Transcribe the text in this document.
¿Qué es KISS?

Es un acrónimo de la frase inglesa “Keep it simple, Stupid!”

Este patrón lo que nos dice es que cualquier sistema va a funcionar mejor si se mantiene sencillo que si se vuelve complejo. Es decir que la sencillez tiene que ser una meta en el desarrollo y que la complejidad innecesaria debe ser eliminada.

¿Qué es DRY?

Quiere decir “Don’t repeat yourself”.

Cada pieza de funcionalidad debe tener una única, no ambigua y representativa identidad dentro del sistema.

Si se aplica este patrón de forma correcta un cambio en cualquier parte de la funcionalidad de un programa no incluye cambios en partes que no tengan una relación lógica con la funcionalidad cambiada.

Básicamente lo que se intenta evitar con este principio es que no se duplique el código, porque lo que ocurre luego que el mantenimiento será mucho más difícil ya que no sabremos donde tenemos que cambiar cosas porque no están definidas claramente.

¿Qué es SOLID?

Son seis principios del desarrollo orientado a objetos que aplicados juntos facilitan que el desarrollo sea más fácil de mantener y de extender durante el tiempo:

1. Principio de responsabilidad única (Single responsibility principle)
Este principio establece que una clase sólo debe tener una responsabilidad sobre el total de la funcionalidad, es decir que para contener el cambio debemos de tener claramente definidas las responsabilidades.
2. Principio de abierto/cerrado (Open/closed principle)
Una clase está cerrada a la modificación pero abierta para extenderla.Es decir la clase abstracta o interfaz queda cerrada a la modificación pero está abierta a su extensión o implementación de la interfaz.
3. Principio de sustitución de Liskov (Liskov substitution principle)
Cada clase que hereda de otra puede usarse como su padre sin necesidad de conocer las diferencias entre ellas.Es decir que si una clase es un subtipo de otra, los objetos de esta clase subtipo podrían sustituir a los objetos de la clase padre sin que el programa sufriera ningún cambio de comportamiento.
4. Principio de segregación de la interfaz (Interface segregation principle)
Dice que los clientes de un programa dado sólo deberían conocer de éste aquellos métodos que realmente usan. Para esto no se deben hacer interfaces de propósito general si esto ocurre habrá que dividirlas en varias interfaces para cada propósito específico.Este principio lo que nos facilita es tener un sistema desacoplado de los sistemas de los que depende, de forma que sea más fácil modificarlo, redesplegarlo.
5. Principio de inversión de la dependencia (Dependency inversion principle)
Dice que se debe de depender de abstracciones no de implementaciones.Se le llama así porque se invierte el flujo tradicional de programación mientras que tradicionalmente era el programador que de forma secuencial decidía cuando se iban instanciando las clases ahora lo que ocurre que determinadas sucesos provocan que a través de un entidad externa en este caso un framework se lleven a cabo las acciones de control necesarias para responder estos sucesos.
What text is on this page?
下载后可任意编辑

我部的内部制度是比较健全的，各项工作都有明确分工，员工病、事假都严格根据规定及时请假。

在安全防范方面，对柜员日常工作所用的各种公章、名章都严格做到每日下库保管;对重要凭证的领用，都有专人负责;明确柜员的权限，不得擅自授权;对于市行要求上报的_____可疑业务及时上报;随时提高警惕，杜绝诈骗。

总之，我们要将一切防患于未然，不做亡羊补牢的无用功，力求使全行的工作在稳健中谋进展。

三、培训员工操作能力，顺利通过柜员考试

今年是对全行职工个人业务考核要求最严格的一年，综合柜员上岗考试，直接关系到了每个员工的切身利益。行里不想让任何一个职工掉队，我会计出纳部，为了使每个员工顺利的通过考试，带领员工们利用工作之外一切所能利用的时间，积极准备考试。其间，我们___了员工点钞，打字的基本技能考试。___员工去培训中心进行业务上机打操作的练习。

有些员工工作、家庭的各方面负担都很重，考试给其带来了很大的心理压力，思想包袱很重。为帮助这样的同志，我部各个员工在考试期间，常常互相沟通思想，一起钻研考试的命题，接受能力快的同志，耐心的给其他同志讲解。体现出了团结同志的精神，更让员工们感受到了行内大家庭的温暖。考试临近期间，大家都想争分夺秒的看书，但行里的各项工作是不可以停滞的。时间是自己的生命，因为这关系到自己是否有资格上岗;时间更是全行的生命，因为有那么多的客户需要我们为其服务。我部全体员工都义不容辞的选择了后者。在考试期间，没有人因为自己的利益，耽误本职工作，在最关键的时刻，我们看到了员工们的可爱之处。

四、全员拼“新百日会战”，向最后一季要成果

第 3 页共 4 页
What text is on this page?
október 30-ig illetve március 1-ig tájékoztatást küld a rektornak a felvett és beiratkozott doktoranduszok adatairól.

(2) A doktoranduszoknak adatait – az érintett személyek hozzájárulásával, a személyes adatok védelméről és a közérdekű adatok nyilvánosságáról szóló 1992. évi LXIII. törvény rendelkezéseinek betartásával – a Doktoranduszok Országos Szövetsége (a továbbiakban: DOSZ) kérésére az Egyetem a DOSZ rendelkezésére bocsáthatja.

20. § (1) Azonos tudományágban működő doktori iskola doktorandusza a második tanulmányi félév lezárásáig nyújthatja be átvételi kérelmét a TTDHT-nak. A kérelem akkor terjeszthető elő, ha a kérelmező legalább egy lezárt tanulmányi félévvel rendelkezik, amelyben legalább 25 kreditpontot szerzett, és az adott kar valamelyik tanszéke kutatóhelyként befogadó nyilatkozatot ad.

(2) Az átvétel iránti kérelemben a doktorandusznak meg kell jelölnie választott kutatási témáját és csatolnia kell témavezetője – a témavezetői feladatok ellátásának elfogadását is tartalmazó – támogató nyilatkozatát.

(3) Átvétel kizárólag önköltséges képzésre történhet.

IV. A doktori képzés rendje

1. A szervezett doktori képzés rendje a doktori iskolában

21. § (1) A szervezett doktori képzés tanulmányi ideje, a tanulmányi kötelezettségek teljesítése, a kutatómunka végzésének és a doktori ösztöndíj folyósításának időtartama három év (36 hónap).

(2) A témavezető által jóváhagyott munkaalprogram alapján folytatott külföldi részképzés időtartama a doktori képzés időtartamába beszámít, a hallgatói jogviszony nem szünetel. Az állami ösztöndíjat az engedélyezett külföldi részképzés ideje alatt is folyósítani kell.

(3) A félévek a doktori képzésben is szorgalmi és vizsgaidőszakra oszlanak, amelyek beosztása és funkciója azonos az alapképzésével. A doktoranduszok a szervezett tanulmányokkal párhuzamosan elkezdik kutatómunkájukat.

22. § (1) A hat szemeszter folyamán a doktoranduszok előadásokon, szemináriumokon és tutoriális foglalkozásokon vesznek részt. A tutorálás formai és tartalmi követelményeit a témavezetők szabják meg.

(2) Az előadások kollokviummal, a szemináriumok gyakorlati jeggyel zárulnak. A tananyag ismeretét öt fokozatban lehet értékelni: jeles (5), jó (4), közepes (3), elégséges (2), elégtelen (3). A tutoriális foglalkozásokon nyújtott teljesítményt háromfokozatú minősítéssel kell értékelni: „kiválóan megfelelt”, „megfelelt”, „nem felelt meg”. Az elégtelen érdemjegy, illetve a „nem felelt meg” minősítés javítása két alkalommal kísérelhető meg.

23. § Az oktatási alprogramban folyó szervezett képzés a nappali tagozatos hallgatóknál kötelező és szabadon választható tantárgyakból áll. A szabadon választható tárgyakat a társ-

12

....

Check the data for the word "interfaz" and pull out the lines that have it.

Una clase está cerrada a la modificación pero abierta para extenderla.Es decir la clase abstracta o interfaz queda cerrada a la modificación pero está abierta a su extensión o implementación de la interfaz.
4. Principio de segregación de la interfaz (Interface segregation principle)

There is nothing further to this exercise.